In how many lines of the records does "ameboidal" appear? Answer with one number.

Records from a data source —
^^^^^^^^
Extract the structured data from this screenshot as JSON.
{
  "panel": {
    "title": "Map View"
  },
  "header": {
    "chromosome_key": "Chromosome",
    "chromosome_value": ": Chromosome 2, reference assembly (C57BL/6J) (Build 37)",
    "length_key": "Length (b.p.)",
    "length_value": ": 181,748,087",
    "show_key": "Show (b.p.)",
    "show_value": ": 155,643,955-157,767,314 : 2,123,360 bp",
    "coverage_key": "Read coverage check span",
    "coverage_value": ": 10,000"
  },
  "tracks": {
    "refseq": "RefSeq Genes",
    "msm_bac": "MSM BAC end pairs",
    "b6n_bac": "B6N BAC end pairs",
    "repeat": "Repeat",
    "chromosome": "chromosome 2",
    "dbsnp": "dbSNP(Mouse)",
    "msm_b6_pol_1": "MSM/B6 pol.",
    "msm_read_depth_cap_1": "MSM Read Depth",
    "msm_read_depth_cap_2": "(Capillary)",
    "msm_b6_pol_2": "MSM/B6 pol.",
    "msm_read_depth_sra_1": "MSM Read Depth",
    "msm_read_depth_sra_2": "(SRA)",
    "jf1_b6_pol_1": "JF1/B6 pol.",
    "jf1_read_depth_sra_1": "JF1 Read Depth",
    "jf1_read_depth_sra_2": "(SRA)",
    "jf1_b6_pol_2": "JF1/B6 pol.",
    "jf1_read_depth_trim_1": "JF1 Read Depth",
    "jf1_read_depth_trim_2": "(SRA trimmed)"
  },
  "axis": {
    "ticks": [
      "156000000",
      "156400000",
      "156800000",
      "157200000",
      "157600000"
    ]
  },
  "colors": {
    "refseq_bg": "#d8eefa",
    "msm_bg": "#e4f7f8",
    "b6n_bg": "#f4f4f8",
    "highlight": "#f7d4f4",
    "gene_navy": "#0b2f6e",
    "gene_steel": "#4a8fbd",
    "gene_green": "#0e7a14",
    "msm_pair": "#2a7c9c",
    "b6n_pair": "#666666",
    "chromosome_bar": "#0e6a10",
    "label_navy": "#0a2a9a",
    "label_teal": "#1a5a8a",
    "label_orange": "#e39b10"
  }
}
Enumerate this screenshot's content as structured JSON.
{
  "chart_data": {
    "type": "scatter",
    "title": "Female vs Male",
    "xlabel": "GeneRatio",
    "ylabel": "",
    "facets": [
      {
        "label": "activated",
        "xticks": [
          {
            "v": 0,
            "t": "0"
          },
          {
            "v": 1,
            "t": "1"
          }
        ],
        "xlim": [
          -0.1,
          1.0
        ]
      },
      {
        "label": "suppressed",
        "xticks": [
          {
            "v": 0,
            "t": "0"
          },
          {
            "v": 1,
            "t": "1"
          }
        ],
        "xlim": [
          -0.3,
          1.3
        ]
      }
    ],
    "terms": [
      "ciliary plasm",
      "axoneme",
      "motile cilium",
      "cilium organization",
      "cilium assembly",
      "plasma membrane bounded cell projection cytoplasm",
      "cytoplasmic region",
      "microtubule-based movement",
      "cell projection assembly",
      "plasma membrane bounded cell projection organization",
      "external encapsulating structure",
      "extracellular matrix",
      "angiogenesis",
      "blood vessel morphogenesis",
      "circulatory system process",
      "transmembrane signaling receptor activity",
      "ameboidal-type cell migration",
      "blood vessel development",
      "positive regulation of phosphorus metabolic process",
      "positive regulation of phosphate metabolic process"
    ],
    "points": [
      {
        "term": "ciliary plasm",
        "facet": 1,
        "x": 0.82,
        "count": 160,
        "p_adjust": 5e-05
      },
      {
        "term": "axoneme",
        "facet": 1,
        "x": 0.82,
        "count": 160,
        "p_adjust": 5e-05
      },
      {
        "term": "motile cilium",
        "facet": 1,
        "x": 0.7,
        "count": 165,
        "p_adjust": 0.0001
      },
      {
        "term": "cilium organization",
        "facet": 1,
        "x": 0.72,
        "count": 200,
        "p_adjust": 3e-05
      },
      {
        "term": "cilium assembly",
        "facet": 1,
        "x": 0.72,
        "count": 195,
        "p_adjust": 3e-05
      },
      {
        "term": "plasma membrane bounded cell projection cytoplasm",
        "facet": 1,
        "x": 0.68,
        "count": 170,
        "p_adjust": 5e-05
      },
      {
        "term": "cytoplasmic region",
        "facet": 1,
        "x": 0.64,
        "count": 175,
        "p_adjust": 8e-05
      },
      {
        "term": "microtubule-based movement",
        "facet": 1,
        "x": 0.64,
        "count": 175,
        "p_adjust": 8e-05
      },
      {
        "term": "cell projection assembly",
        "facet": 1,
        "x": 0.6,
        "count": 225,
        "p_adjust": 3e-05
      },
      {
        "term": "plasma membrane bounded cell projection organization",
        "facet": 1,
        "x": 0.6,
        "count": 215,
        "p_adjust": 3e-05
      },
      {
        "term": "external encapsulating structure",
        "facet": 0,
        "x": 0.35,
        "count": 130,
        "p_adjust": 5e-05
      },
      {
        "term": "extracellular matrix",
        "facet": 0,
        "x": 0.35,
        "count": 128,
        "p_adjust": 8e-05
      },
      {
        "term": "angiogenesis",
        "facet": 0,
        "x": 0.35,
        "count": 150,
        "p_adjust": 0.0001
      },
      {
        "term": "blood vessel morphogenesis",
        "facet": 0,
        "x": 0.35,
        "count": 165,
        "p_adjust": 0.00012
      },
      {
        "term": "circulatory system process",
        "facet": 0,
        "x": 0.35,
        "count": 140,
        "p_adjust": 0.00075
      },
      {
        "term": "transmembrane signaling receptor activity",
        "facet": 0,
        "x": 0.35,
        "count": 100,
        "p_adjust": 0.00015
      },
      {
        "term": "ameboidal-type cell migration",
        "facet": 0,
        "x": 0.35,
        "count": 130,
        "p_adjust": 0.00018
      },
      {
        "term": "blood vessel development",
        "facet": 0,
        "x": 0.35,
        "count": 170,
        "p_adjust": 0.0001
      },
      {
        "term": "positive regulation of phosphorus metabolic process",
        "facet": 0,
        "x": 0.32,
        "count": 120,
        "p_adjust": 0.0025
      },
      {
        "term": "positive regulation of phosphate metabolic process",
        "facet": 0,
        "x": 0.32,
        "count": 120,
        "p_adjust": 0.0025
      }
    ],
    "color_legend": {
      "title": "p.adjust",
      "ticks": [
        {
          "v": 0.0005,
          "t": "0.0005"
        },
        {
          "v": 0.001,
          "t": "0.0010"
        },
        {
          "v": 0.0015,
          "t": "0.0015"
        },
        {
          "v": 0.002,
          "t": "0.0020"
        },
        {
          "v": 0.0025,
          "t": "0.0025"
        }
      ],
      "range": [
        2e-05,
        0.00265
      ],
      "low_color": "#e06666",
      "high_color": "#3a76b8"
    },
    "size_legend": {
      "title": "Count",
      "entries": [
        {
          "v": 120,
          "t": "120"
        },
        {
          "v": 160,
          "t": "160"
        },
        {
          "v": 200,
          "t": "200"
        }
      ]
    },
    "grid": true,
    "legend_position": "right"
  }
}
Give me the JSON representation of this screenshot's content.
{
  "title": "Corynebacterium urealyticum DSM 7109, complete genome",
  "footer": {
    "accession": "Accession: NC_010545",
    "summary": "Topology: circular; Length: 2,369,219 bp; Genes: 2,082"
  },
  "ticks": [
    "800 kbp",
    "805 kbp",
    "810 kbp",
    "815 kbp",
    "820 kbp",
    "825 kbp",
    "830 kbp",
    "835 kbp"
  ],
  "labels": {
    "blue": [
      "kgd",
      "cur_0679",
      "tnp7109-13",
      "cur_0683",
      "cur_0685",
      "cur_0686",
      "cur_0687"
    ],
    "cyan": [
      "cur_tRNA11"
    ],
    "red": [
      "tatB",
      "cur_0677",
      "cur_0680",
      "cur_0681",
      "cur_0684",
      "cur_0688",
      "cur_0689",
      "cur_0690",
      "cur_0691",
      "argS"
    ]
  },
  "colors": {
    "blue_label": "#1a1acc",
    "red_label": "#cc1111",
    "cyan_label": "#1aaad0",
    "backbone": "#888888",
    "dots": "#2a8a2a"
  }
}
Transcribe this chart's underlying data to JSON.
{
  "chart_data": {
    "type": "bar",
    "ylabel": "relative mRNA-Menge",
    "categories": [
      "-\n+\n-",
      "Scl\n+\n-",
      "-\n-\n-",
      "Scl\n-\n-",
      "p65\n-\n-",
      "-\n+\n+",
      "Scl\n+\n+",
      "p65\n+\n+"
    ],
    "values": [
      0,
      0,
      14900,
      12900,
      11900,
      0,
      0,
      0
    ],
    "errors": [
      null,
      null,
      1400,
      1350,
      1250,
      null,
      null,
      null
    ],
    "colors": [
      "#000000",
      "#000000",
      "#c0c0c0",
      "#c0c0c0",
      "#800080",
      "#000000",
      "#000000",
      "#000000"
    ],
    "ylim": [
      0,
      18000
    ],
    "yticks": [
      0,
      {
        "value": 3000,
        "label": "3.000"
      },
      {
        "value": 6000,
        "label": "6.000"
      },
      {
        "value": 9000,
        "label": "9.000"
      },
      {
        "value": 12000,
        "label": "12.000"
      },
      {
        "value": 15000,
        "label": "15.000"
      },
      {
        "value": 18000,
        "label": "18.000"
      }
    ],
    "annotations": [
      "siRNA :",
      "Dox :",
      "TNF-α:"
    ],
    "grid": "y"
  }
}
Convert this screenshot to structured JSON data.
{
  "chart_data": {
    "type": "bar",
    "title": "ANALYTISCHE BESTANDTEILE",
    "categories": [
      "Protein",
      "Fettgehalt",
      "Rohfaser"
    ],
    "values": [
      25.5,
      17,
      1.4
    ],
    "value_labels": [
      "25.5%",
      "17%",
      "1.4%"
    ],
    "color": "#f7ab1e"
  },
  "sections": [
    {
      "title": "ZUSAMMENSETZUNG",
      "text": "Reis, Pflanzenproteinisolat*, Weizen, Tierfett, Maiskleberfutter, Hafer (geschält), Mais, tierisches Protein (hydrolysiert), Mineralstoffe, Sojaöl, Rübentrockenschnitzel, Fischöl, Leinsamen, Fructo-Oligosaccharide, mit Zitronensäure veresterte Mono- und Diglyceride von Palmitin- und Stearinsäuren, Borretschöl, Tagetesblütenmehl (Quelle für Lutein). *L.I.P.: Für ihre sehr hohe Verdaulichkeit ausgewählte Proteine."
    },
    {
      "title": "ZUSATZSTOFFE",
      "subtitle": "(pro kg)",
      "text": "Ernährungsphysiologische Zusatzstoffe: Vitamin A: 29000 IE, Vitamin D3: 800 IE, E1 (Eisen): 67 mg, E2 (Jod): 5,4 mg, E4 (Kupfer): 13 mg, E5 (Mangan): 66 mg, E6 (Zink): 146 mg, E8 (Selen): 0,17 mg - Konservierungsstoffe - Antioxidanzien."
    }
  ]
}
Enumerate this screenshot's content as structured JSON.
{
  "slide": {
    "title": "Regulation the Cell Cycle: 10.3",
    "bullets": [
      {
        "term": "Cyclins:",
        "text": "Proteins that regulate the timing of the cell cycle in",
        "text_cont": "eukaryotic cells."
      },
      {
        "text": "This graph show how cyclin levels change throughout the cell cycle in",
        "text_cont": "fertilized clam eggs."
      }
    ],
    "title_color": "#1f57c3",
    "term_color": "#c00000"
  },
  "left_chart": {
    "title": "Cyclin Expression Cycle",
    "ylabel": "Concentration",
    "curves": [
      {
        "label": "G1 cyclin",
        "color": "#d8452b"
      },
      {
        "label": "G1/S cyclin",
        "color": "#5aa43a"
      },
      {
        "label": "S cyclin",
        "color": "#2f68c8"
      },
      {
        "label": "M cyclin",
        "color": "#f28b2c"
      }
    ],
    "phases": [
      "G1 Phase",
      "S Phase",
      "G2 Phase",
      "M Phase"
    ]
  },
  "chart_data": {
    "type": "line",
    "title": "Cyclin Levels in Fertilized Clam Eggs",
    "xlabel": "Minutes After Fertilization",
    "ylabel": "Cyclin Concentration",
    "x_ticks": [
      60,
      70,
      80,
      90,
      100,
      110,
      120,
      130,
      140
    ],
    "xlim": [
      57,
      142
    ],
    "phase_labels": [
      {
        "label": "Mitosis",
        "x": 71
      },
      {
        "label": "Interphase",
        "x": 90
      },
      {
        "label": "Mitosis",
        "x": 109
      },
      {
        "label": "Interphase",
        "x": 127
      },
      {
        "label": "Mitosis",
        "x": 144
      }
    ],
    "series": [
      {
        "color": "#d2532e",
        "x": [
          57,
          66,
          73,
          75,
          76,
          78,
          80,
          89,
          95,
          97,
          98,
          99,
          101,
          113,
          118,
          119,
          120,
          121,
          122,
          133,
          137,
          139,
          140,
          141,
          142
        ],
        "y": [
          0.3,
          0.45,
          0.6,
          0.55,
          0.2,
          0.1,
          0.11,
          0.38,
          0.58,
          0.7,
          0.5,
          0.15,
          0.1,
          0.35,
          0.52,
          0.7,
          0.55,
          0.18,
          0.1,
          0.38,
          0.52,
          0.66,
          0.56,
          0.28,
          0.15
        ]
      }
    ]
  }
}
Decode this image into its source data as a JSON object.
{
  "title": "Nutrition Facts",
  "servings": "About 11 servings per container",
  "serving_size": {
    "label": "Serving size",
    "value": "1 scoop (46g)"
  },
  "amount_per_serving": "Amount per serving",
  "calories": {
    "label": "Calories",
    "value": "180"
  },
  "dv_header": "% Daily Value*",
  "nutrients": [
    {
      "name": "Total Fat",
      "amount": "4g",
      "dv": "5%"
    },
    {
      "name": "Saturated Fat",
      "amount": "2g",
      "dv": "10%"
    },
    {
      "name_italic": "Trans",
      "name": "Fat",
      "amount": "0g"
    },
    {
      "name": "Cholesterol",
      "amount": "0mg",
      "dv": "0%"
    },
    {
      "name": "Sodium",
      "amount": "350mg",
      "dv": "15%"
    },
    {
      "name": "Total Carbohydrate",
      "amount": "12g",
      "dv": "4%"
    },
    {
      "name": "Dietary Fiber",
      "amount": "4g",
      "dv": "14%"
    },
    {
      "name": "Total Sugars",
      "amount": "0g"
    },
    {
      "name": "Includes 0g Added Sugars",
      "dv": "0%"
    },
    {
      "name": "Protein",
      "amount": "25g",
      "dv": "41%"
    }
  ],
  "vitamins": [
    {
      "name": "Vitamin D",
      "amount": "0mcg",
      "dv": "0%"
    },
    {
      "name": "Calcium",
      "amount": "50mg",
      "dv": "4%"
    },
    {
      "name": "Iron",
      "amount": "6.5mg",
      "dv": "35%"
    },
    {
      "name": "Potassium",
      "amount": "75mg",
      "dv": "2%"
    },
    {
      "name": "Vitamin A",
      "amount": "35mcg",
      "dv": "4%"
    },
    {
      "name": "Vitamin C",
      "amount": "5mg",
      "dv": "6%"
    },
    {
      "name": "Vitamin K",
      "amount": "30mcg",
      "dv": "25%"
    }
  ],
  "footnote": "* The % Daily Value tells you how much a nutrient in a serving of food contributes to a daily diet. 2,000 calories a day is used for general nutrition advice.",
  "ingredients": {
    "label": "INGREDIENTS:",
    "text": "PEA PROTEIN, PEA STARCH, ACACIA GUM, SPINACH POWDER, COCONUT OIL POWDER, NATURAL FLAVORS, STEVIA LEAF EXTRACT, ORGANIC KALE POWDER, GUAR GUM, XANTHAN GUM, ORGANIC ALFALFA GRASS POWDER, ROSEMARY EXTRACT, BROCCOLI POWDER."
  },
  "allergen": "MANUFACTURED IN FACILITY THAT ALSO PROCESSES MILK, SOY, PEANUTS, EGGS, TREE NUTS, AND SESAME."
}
^^^^^^^^
FINISHED EXERCISE — 2